* [Goal of the exercise]:
Output each entry verbatim and exclude every picture from it.

* [Records for this task]:
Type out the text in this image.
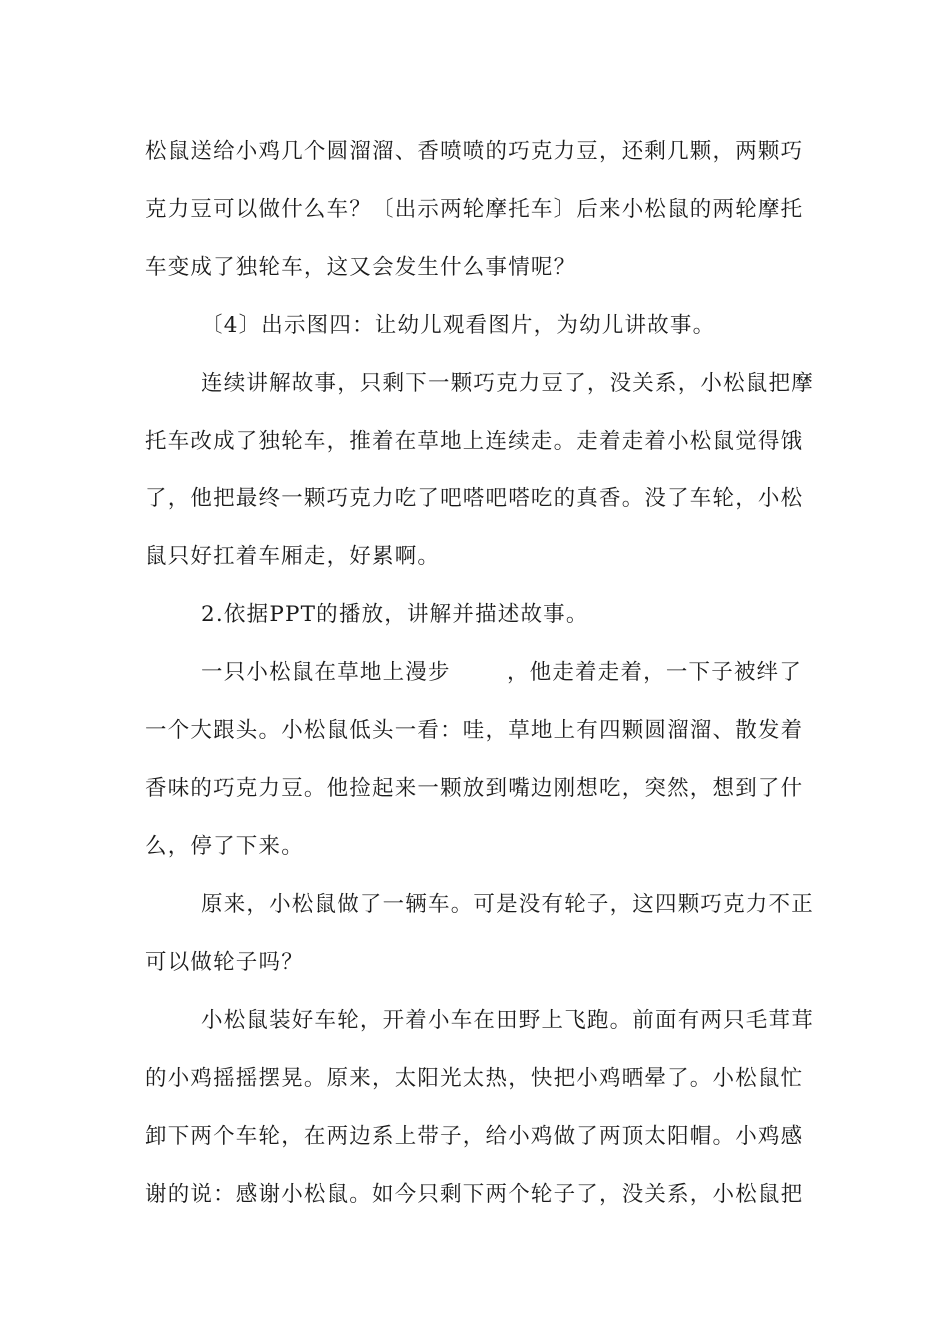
松鼠送给小鸡几个圆溜溜、香喷喷的巧克力豆，还剩几颗，两颗巧
克力豆可以做什么车？〔出示两轮摩托车〕后来小松鼠的两轮摩托
车变成了独轮车，这又会发生什么事情呢？
〔4〕出示图四：让幼儿观看图片，为幼儿讲故事。
连续讲解故事，只剩下一颗巧克力豆了，没关系，小松鼠把摩
托车改成了独轮车，推着在草地上连续走。走着走着小松鼠觉得饿
了，他把最终一颗巧克力吃了吧嗒吧嗒吃的真香。没了车轮，小松
鼠只好扛着车厢走，好累啊。
2.依据PPT的播放，讲解并描述故事。
一只小松鼠在草地上漫步       ，他走着走着，一下子被绊了
一个大跟头。小松鼠低头一看：哇，草地上有四颗圆溜溜、散发着
香味的巧克力豆。他捡起来一颗放到嘴边刚想吃，突然，想到了什
么，停了下来。
原来，小松鼠做了一辆车。可是没有轮子，这四颗巧克力不正
可以做轮子吗？
小松鼠装好车轮，开着小车在田野上飞跑。前面有两只毛茸茸
的小鸡摇摇摆晃。原来，太阳光太热，快把小鸡晒晕了。小松鼠忙
卸下两个车轮，在两边系上带子，给小鸡做了两顶太阳帽。小鸡感
谢的说：感谢小松鼠。如今只剩下两个轮子了，没关系，小松鼠把
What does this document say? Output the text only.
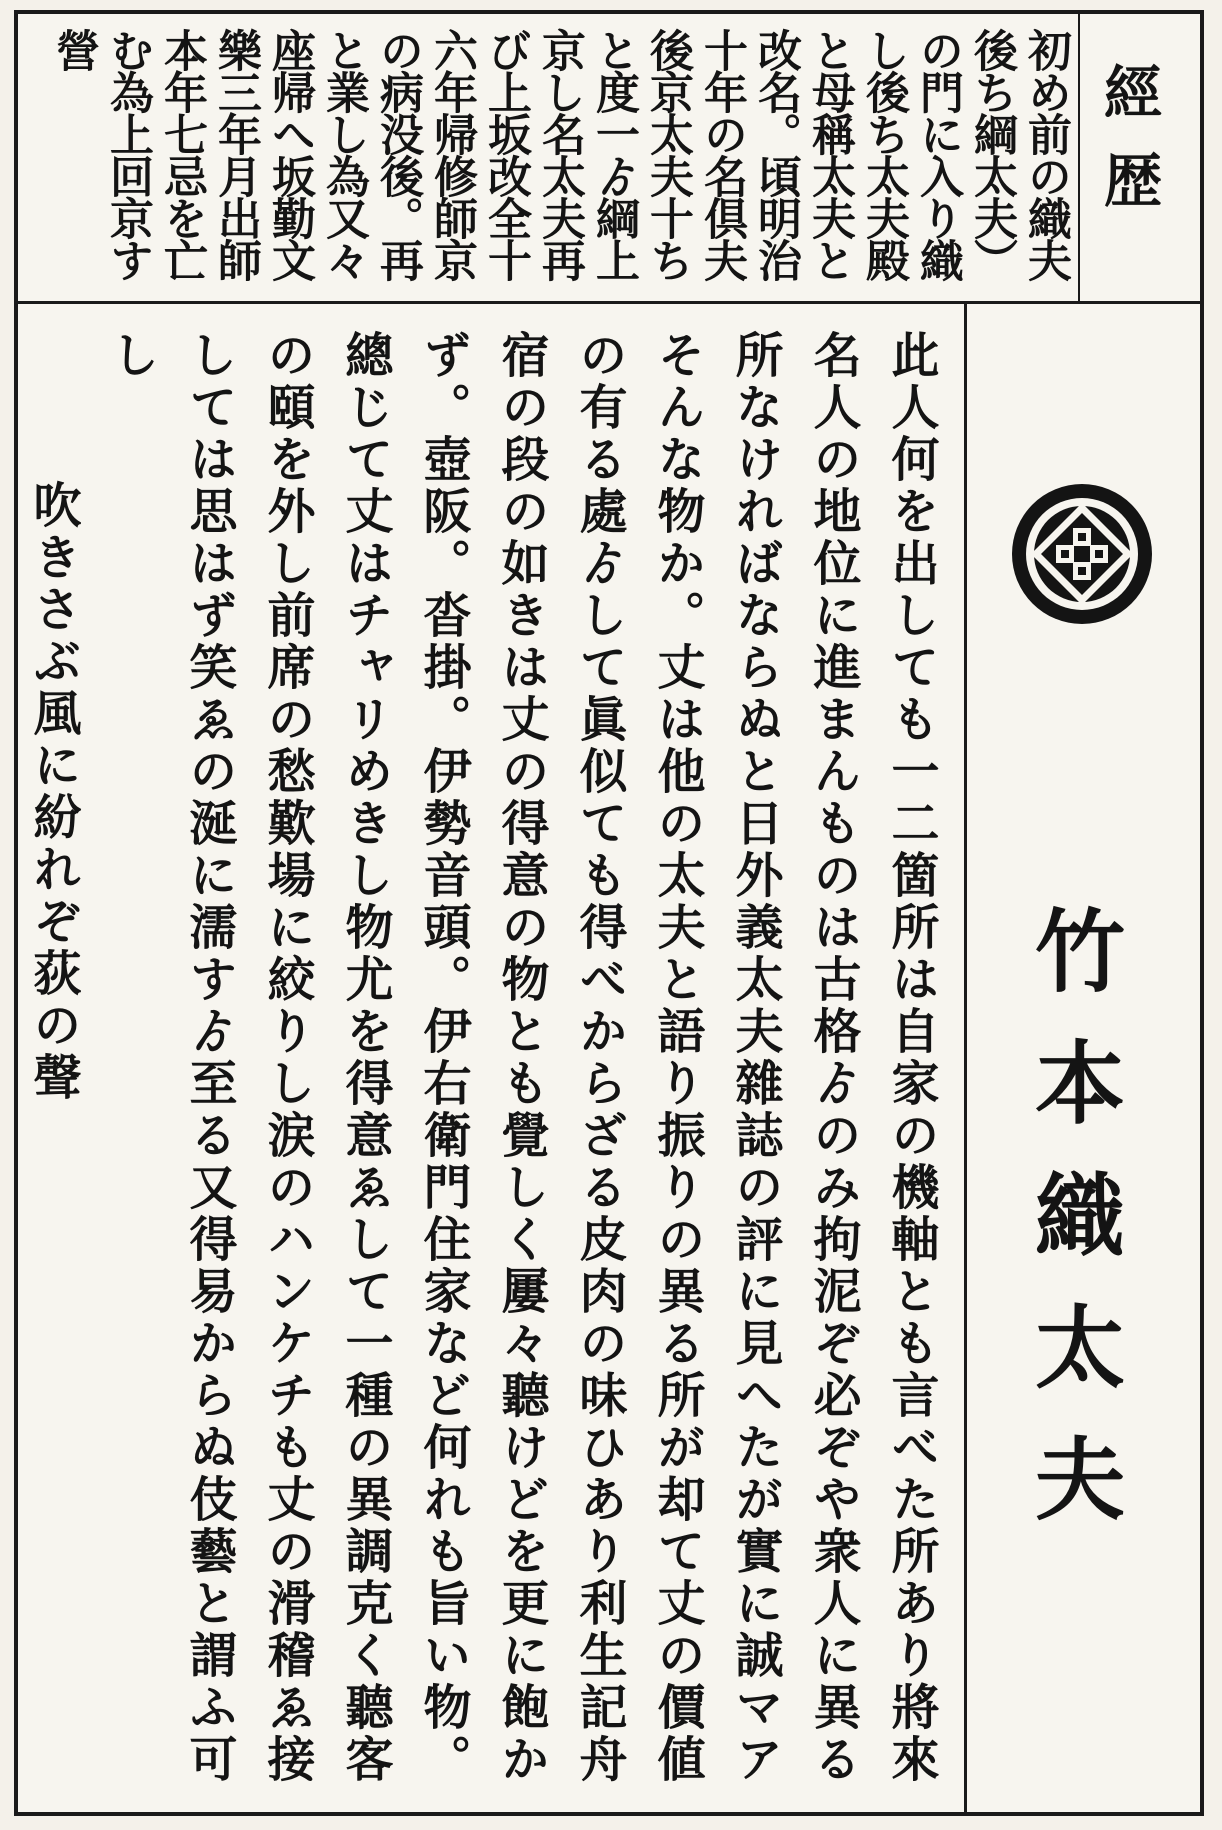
經歴
初め前の織夫後ち綱太夫）の門に入り織し後ち太夫殿と母稱太夫と改名。頃明治十年の名倶夫後京太夫十ちと度一ゟ綱上京し名太夫再び上坂改全十六年帰修師京の病没後。再と業し為又々座帰へ坂勤文樂三年月出師本年七忌を亡む為上回京す營
竹本織太夫
此人何を出しても一二箇所は自家の機軸とも言べた所あり將來名人の地位に進まんものは古格ゟのみ拘泥ぞ必ぞや衆人に異る所なければならぬと日外義太夫雜誌の評に見へたが實に誠マアそんな物か。丈は他の太夫と語り振りの異る所が却て丈の價値の有る處ゟして眞似ても得べからざる皮肉の味ひあり利生記舟宿の段の如きは丈の得意の物とも覺しく屢々聽けどを更に飽かず。壺阪。沓掛。伊勢音頭。伊右衛門住家など何れも旨い物。總じて丈はチャリめきし物尤を得意ゑして一種の異調克く聽客の頤を外し前席の愁歎場に絞りし涙のハンケチも丈の滑稽ゑ接しては思はず笑ゑの涎に濡すゟ至る又得易からぬ伎藝と謂ふ可し
吹きさぶ風に紛れぞ荻の聲
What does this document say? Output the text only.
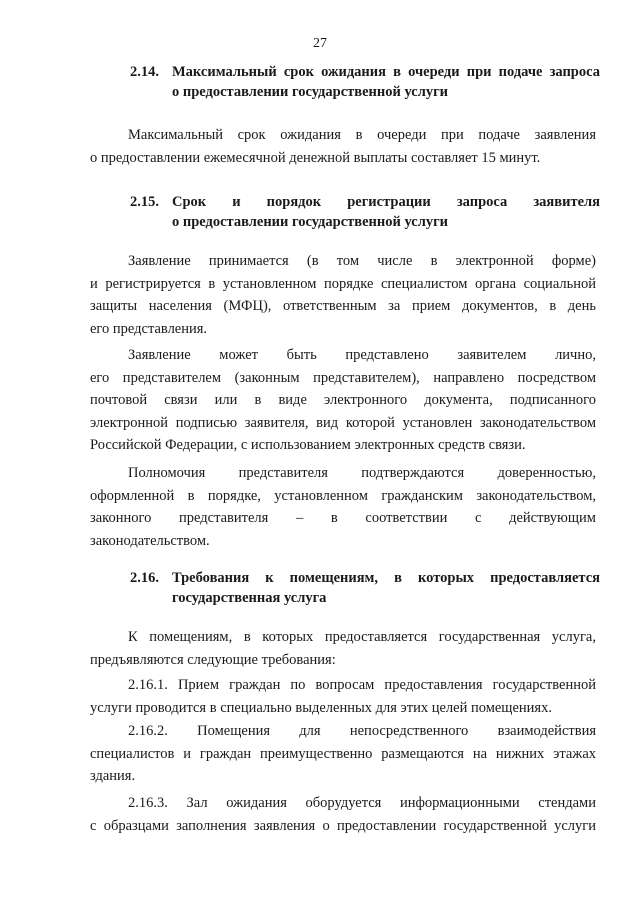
27
2.14. Максимальный срок ожидания в очереди при подаче запроса
о предоставлении государственной услуги
Максимальный срок ожидания в очереди при подаче заявления
о предоставлении ежемесячной денежной выплаты составляет 15 минут.
2.15. Срок и порядок регистрации запроса заявителя
о предоставлении государственной услуги
Заявление принимается (в том числе в электронной форме)
и регистрируется в установленном порядке специалистом органа социальной
защиты населения (МФЦ), ответственным за прием документов, в день
его представления.
Заявление может быть представлено заявителем лично,
его представителем (законным представителем), направлено посредством
почтовой связи или в виде электронного документа, подписанного
электронной подписью заявителя, вид которой установлен законодательством
Российской Федерации, с использованием электронных средств связи.
Полномочия представителя подтверждаются доверенностью,
оформленной в порядке, установленном гражданским законодательством,
законного представителя – в соответствии с действующим
законодательством.
2.16. Требования к помещениям, в которых предоставляется
государственная услуга
К помещениям, в которых предоставляется государственная услуга,
предъявляются следующие требования:
2.16.1. Прием граждан по вопросам предоставления государственной
услуги проводится в специально выделенных для этих целей помещениях.
2.16.2. Помещения для непосредственного взаимодействия
специалистов и граждан преимущественно размещаются на нижних этажах
здания.
2.16.3. Зал ожидания оборудуется информационными стендами
с образцами заполнения заявления о предоставлении государственной услуги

* [Complete output]:
Type out the text in this image.
松鼠送给小鸡几个圆溜溜、香喷喷的巧克力豆，还剩几颗，两颗巧
克力豆可以做什么车？〔出示两轮摩托车〕后来小松鼠的两轮摩托
车变成了独轮车，这又会发生什么事情呢？
〔4〕出示图四：让幼儿观看图片，为幼儿讲故事。
连续讲解故事，只剩下一颗巧克力豆了，没关系，小松鼠把摩
托车改成了独轮车，推着在草地上连续走。走着走着小松鼠觉得饿
了，他把最终一颗巧克力吃了吧嗒吧嗒吃的真香。没了车轮，小松
鼠只好扛着车厢走，好累啊。
2.依据PPT的播放，讲解并描述故事。
一只小松鼠在草地上漫步       ，他走着走着，一下子被绊了
一个大跟头。小松鼠低头一看：哇，草地上有四颗圆溜溜、散发着
香味的巧克力豆。他捡起来一颗放到嘴边刚想吃，突然，想到了什
么，停了下来。
原来，小松鼠做了一辆车。可是没有轮子，这四颗巧克力不正
可以做轮子吗？
小松鼠装好车轮，开着小车在田野上飞跑。前面有两只毛茸茸
的小鸡摇摇摆晃。原来，太阳光太热，快把小鸡晒晕了。小松鼠忙
卸下两个车轮，在两边系上带子，给小鸡做了两顶太阳帽。小鸡感
谢的说：感谢小松鼠。如今只剩下两个轮子了，没关系，小松鼠把
What does this document say? Output the text only.
經歴
初め前の織夫後ち綱太夫）の門に入り織し後ち太夫殿と母稱太夫と改名。頃明治十年の名倶夫後京太夫十ちと度一ゟ綱上京し名太夫再び上坂改全十六年帰修師京の病没後。再と業し為又々座帰へ坂勤文樂三年月出師本年七忌を亡む為上回京す營
竹本織太夫
此人何を出しても一二箇所は自家の機軸とも言べた所あり將來名人の地位に進まんものは古格ゟのみ拘泥ぞ必ぞや衆人に異る所なければならぬと日外義太夫雜誌の評に見へたが實に誠マアそんな物か。丈は他の太夫と語り振りの異る所が却て丈の價値の有る處ゟして眞似ても得べからざる皮肉の味ひあり利生記舟宿の段の如きは丈の得意の物とも覺しく屢々聽けどを更に飽かず。壺阪。沓掛。伊勢音頭。伊右衛門住家など何れも旨い物。總じて丈はチャリめきし物尤を得意ゑして一種の異調克く聽客の頤を外し前席の愁歎場に絞りし涙のハンケチも丈の滑稽ゑ接しては思はず笑ゑの涎に濡すゟ至る又得易からぬ伎藝と謂ふ可し
吹きさぶ風に紛れぞ荻の聲
What does this document say? Output the text only.
27
2.14. Максимальный срок ожидания в очереди при подаче запроса
о предоставлении государственной услуги
Максимальный срок ожидания в очереди при подаче заявления
о предоставлении ежемесячной денежной выплаты составляет 15 минут.
2.15. Срок и порядок регистрации запроса заявителя
о предоставлении государственной услуги
Заявление принимается (в том числе в электронной форме)
и регистрируется в установленном порядке специалистом органа социальной
защиты населения (МФЦ), ответственным за прием документов, в день
его представления.
Заявление может быть представлено заявителем лично,
его представителем (законным представителем), направлено посредством
почтовой связи или в виде электронного документа, подписанного
электронной подписью заявителя, вид которой установлен законодательством
Российской Федерации, с использованием электронных средств связи.
Полномочия представителя подтверждаются доверенностью,
оформленной в порядке, установленном гражданским законодательством,
законного представителя – в соответствии с действующим
законодательством.
2.16. Требования к помещениям, в которых предоставляется
государственная услуга
К помещениям, в которых предоставляется государственная услуга,
предъявляются следующие требования:
2.16.1. Прием граждан по вопросам предоставления государственной
услуги проводится в специально выделенных для этих целей помещениях.
2.16.2. Помещения для непосредственного взаимодействия
специалистов и граждан преимущественно размещаются на нижних этажах
здания.
2.16.3. Зал ожидания оборудуется информационными стендами
с образцами заполнения заявления о предоставлении государственной услуги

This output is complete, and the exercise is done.